[begin Provided entries]

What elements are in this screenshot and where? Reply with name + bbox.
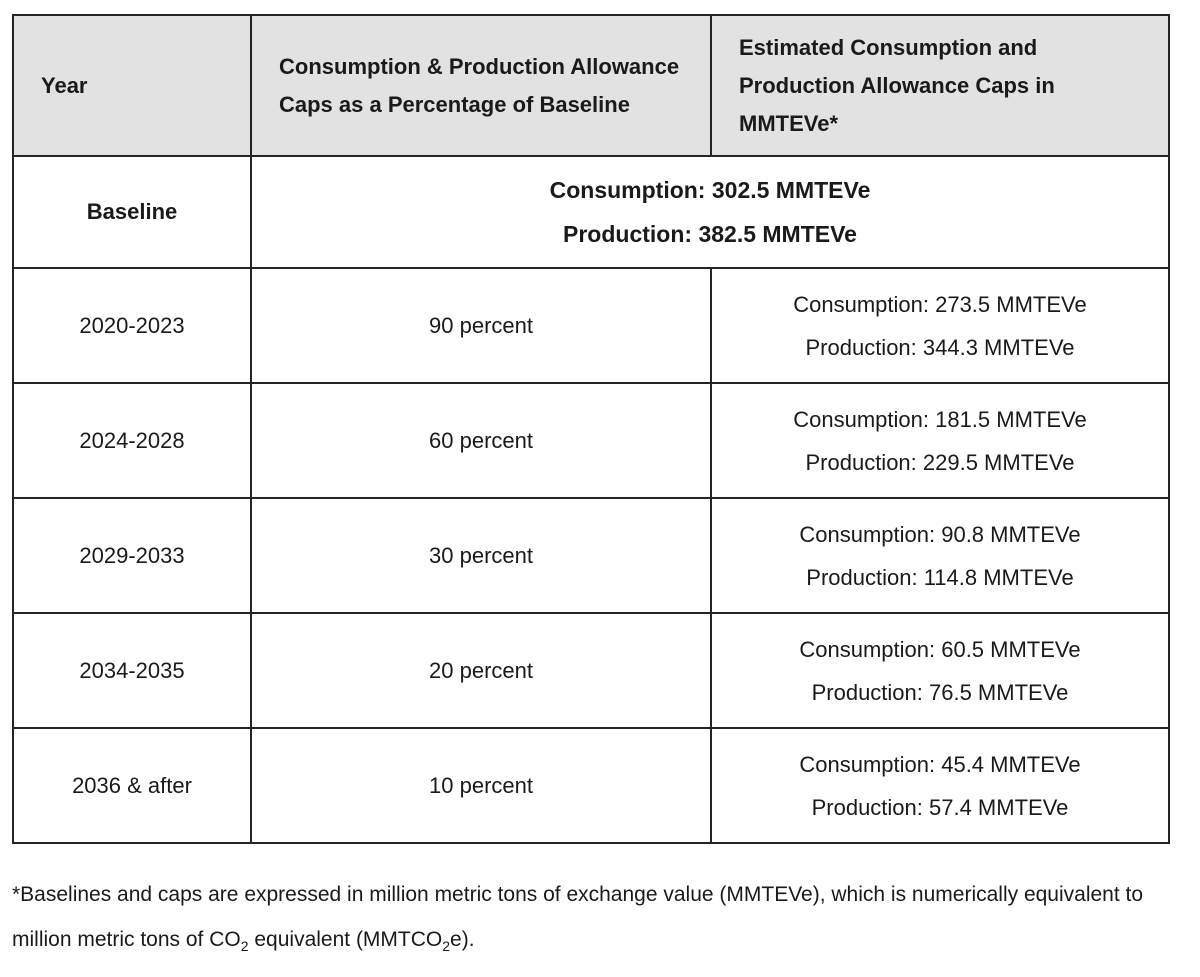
footnote: *Baselines and caps are expressed in mil… bbox=[12, 872, 1177, 962]
consumption-value: Consumption: 181.5 MMTEVe bbox=[793, 406, 1087, 432]
header-row: Year Consumption & Production Allowance … bbox=[12, 14, 1170, 157]
baseline-row: Baseline Consumption: 302.5 MMTEVe Produ… bbox=[12, 155, 1170, 269]
production-value: Production: 57.4 MMTEVe bbox=[811, 794, 1069, 820]
consumption-value: Consumption: 90.8 MMTEVe bbox=[799, 521, 1081, 547]
year-cell: 2020-2023 bbox=[12, 267, 252, 384]
table-row: 2034-2035 20 percent Consumption: 60.5 M… bbox=[12, 612, 1170, 729]
percent-cell: 60 percent bbox=[250, 382, 712, 499]
caps-cell: Consumption: 90.8 MMTEVe Production: 114… bbox=[710, 497, 1170, 614]
consumption-value: Consumption: 45.4 MMTEVe bbox=[799, 751, 1081, 777]
consumption-value: Consumption: 60.5 MMTEVe bbox=[799, 636, 1081, 662]
caps-cell: Consumption: 181.5 MMTEVe Production: 22… bbox=[710, 382, 1170, 499]
footnote-line1: *Baselines and caps are expressed in mil… bbox=[12, 883, 1144, 906]
column-header-year: Year bbox=[12, 14, 252, 157]
year-cell: 2034-2035 bbox=[12, 612, 252, 729]
baseline-consumption: Consumption: 302.5 MMTEVe bbox=[549, 177, 871, 203]
footnote-line2-part1: million metric tons of CO bbox=[12, 928, 241, 951]
year-cell: 2036 & after bbox=[12, 727, 252, 844]
table-row: 2036 & after 10 percent Consumption: 45.… bbox=[12, 727, 1170, 844]
baseline-production: Production: 382.5 MMTEVe bbox=[563, 221, 857, 247]
production-value: Production: 229.5 MMTEVe bbox=[805, 449, 1075, 475]
table-row: 2029-2033 30 percent Consumption: 90.8 M… bbox=[12, 497, 1170, 614]
year-cell: 2029-2033 bbox=[12, 497, 252, 614]
percent-cell: 30 percent bbox=[250, 497, 712, 614]
column-header-estimated-caps: Estimated Consumption and Production All… bbox=[710, 14, 1170, 157]
allowance-caps-table-container: Year Consumption & Production Allowance … bbox=[12, 14, 1170, 844]
production-value: Production: 76.5 MMTEVe bbox=[811, 679, 1069, 705]
production-value: Production: 344.3 MMTEVe bbox=[805, 334, 1075, 360]
caps-cell: Consumption: 273.5 MMTEVe Production: 34… bbox=[710, 267, 1170, 384]
percent-cell: 10 percent bbox=[250, 727, 712, 844]
mmtco2e-subscript: 2 bbox=[442, 938, 451, 954]
allowance-caps-table: Year Consumption & Production Allowance … bbox=[12, 14, 1170, 844]
baseline-values-cell: Consumption: 302.5 MMTEVe Production: 38… bbox=[250, 155, 1170, 269]
production-value: Production: 114.8 MMTEVe bbox=[806, 564, 1074, 590]
column-header-percent-of-baseline: Consumption & Production Allowance Caps … bbox=[250, 14, 712, 157]
year-cell: 2024-2028 bbox=[12, 382, 252, 499]
table-row: 2024-2028 60 percent Consumption: 181.5 … bbox=[12, 382, 1170, 499]
table-row: 2020-2023 90 percent Consumption: 273.5 … bbox=[12, 267, 1170, 384]
caps-cell: Consumption: 60.5 MMTEVe Production: 76.… bbox=[710, 612, 1170, 729]
footnote-line2-part3: e). bbox=[450, 928, 475, 951]
baseline-label: Baseline bbox=[12, 155, 252, 269]
caps-cell: Consumption: 45.4 MMTEVe Production: 57.… bbox=[710, 727, 1170, 844]
co2-subscript: 2 bbox=[240, 938, 249, 954]
consumption-value: Consumption: 273.5 MMTEVe bbox=[793, 291, 1087, 317]
percent-cell: 20 percent bbox=[250, 612, 712, 729]
percent-cell: 90 percent bbox=[250, 267, 712, 384]
footnote-line2-part2: equivalent (MMTCO bbox=[248, 928, 443, 951]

[end Provided entries]

To be done: Reproduce the records above line for line without changing anything, but leave out the pictures.

Task solution:
What elements are in this screenshot and where? Reply with name + bbox.
footnote: *Baselines and caps are expressed in mil… bbox=[12, 872, 1177, 962]
consumption-value: Consumption: 181.5 MMTEVe bbox=[793, 406, 1087, 432]
header-row: Year Consumption & Production Allowance … bbox=[12, 14, 1170, 157]
baseline-row: Baseline Consumption: 302.5 MMTEVe Produ… bbox=[12, 155, 1170, 269]
production-value: Production: 57.4 MMTEVe bbox=[811, 794, 1069, 820]
consumption-value: Consumption: 90.8 MMTEVe bbox=[799, 521, 1081, 547]
year-cell: 2020-2023 bbox=[12, 267, 252, 384]
table-row: 2034-2035 20 percent Consumption: 60.5 M… bbox=[12, 612, 1170, 729]
percent-cell: 60 percent bbox=[250, 382, 712, 499]
caps-cell: Consumption: 90.8 MMTEVe Production: 114… bbox=[710, 497, 1170, 614]
consumption-value: Consumption: 45.4 MMTEVe bbox=[799, 751, 1081, 777]
consumption-value: Consumption: 60.5 MMTEVe bbox=[799, 636, 1081, 662]
caps-cell: Consumption: 181.5 MMTEVe Production: 22… bbox=[710, 382, 1170, 499]
footnote-line1: *Baselines and caps are expressed in mil… bbox=[12, 883, 1144, 906]
column-header-year: Year bbox=[12, 14, 252, 157]
year-cell: 2034-2035 bbox=[12, 612, 252, 729]
baseline-consumption: Consumption: 302.5 MMTEVe bbox=[549, 177, 871, 203]
footnote-line2-part1: million metric tons of CO bbox=[12, 928, 241, 951]
year-cell: 2036 & after bbox=[12, 727, 252, 844]
table-row: 2036 & after 10 percent Consumption: 45.… bbox=[12, 727, 1170, 844]
baseline-production: Production: 382.5 MMTEVe bbox=[563, 221, 857, 247]
production-value: Production: 229.5 MMTEVe bbox=[805, 449, 1075, 475]
table-row: 2029-2033 30 percent Consumption: 90.8 M… bbox=[12, 497, 1170, 614]
year-cell: 2029-2033 bbox=[12, 497, 252, 614]
percent-cell: 30 percent bbox=[250, 497, 712, 614]
column-header-estimated-caps: Estimated Consumption and Production All… bbox=[710, 14, 1170, 157]
allowance-caps-table-container: Year Consumption & Production Allowance … bbox=[12, 14, 1170, 844]
production-value: Production: 76.5 MMTEVe bbox=[811, 679, 1069, 705]
production-value: Production: 344.3 MMTEVe bbox=[805, 334, 1075, 360]
caps-cell: Consumption: 273.5 MMTEVe Production: 34… bbox=[710, 267, 1170, 384]
percent-cell: 10 percent bbox=[250, 727, 712, 844]
mmtco2e-subscript: 2 bbox=[442, 938, 451, 954]
allowance-caps-table: Year Consumption & Production Allowance … bbox=[12, 14, 1170, 844]
baseline-values-cell: Consumption: 302.5 MMTEVe Production: 38… bbox=[250, 155, 1170, 269]
production-value: Production: 114.8 MMTEVe bbox=[806, 564, 1074, 590]
column-header-percent-of-baseline: Consumption & Production Allowance Caps … bbox=[250, 14, 712, 157]
year-cell: 2024-2028 bbox=[12, 382, 252, 499]
table-row: 2024-2028 60 percent Consumption: 181.5 … bbox=[12, 382, 1170, 499]
table-row: 2020-2023 90 percent Consumption: 273.5 … bbox=[12, 267, 1170, 384]
caps-cell: Consumption: 60.5 MMTEVe Production: 76.… bbox=[710, 612, 1170, 729]
footnote-line2-part3: e). bbox=[450, 928, 475, 951]
baseline-label: Baseline bbox=[12, 155, 252, 269]
caps-cell: Consumption: 45.4 MMTEVe Production: 57.… bbox=[710, 727, 1170, 844]
co2-subscript: 2 bbox=[240, 938, 249, 954]
consumption-value: Consumption: 273.5 MMTEVe bbox=[793, 291, 1087, 317]
percent-cell: 20 percent bbox=[250, 612, 712, 729]
percent-cell: 90 percent bbox=[250, 267, 712, 384]
footnote-line2-part2: equivalent (MMTCO bbox=[248, 928, 443, 951]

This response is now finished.